--- BEGIN RECORDS SHOWN ---
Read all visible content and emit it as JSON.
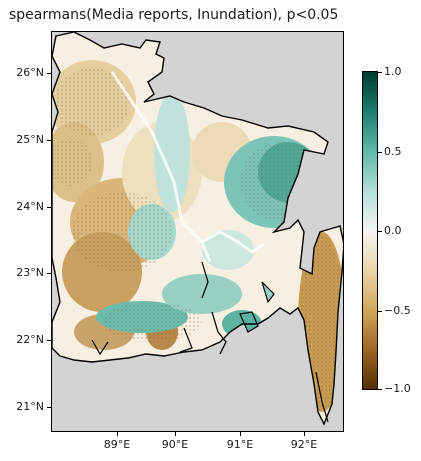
{
  "title": "spearmans(Media reports, Inundation), p<0.05",
  "lat_ticks": [
    "26°N",
    "25°N",
    "24°N",
    "23°N",
    "22°N",
    "21°N"
  ],
  "lon_ticks": [
    "89°E",
    "90°E",
    "91°E",
    "92°E"
  ],
  "colorbar": {
    "min": -1.0,
    "max": 1.0,
    "colormap": "BrBG",
    "labels": [
      "1.0",
      "0.5",
      "0.0",
      "−0.5",
      "−1.0"
    ]
  },
  "colors": {
    "background_land": "#d3d3d3",
    "coastline": "#000000",
    "negative": "#b07a2c",
    "neutral": "#f5f0e6",
    "positive": "#4aa898"
  }
}
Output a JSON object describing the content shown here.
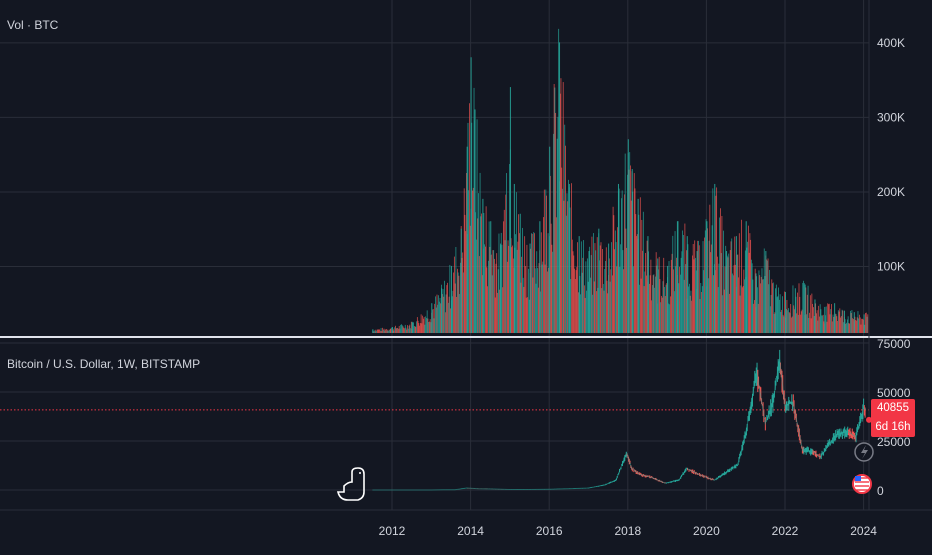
{
  "colors": {
    "background": "#131722",
    "grid": "#2a2e39",
    "up": "#26a69a",
    "down": "#ef5350",
    "axis_text": "#d1d4dc",
    "price_line": "#f23645",
    "separator": "#e0e3eb"
  },
  "volume_pane": {
    "legend": "Vol · BTC",
    "y_ticks": [
      "400K",
      "300K",
      "200K",
      "100K"
    ]
  },
  "price_pane": {
    "legend": "Bitcoin / U.S. Dollar, 1W, BITSTAMP",
    "y_ticks": [
      "75000",
      "50000",
      "25000",
      "0"
    ],
    "last_price": "40855",
    "countdown": "6d 16h",
    "icons": [
      "dinosaur-icon",
      "lightning-icon",
      "us-flag-icon"
    ]
  },
  "x_ticks": [
    "2012",
    "2014",
    "2016",
    "2018",
    "2020",
    "2022",
    "2024"
  ],
  "chart_data": [
    {
      "type": "bar",
      "title": "",
      "series_label": "Vol · BTC",
      "x": [
        2011.5,
        2012.0,
        2012.5,
        2013.0,
        2013.25,
        2013.5,
        2013.75,
        2013.9,
        2014.0,
        2014.1,
        2014.3,
        2014.5,
        2014.75,
        2015.0,
        2015.1,
        2015.25,
        2015.5,
        2015.75,
        2016.0,
        2016.25,
        2016.5,
        2016.75,
        2017.0,
        2017.25,
        2017.5,
        2017.75,
        2018.0,
        2018.1,
        2018.25,
        2018.5,
        2018.75,
        2019.0,
        2019.25,
        2019.5,
        2019.75,
        2020.0,
        2020.2,
        2020.5,
        2020.75,
        2021.0,
        2021.25,
        2021.5,
        2021.75,
        2022.0,
        2022.25,
        2022.5,
        2022.75,
        2023.0,
        2023.25,
        2023.5,
        2023.75,
        2024.0
      ],
      "y": [
        5000,
        8000,
        15000,
        40000,
        60000,
        90000,
        140000,
        250000,
        370000,
        300000,
        180000,
        150000,
        120000,
        330000,
        200000,
        160000,
        120000,
        150000,
        250000,
        390000,
        200000,
        130000,
        110000,
        140000,
        120000,
        200000,
        260000,
        220000,
        180000,
        130000,
        100000,
        90000,
        150000,
        130000,
        110000,
        150000,
        200000,
        110000,
        130000,
        150000,
        80000,
        110000,
        60000,
        55000,
        60000,
        65000,
        45000,
        35000,
        40000,
        30000,
        28000,
        25000
      ],
      "ylim": [
        0,
        420000
      ]
    },
    {
      "type": "line",
      "title": "Bitcoin / U.S. Dollar, 1W, BITSTAMP",
      "x": [
        2011.5,
        2012.0,
        2012.5,
        2013.0,
        2013.3,
        2013.6,
        2013.9,
        2014.2,
        2014.6,
        2015.0,
        2015.5,
        2016.0,
        2016.5,
        2017.0,
        2017.4,
        2017.7,
        2017.97,
        2018.1,
        2018.3,
        2018.6,
        2018.95,
        2019.3,
        2019.5,
        2019.8,
        2020.2,
        2020.5,
        2020.8,
        2021.0,
        2021.28,
        2021.5,
        2021.7,
        2021.86,
        2022.0,
        2022.2,
        2022.45,
        2022.7,
        2022.9,
        2023.1,
        2023.3,
        2023.6,
        2023.8,
        2024.0,
        2024.05
      ],
      "y": [
        10,
        5,
        8,
        15,
        100,
        100,
        1000,
        600,
        500,
        250,
        250,
        430,
        650,
        1000,
        2500,
        5000,
        19000,
        11000,
        8000,
        6500,
        3500,
        5000,
        11000,
        8000,
        5000,
        9000,
        13000,
        29000,
        60000,
        34000,
        45000,
        67000,
        43000,
        45000,
        20000,
        20000,
        16500,
        23000,
        28000,
        30000,
        27000,
        42000,
        40855
      ],
      "ylim": [
        0,
        75000
      ]
    }
  ]
}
--- END RECORDS SHOWN ---
# PROBLEM DETAILS
Among the lines of the data above, count those holding "title" and state only the number.

# TASK ANSWER
3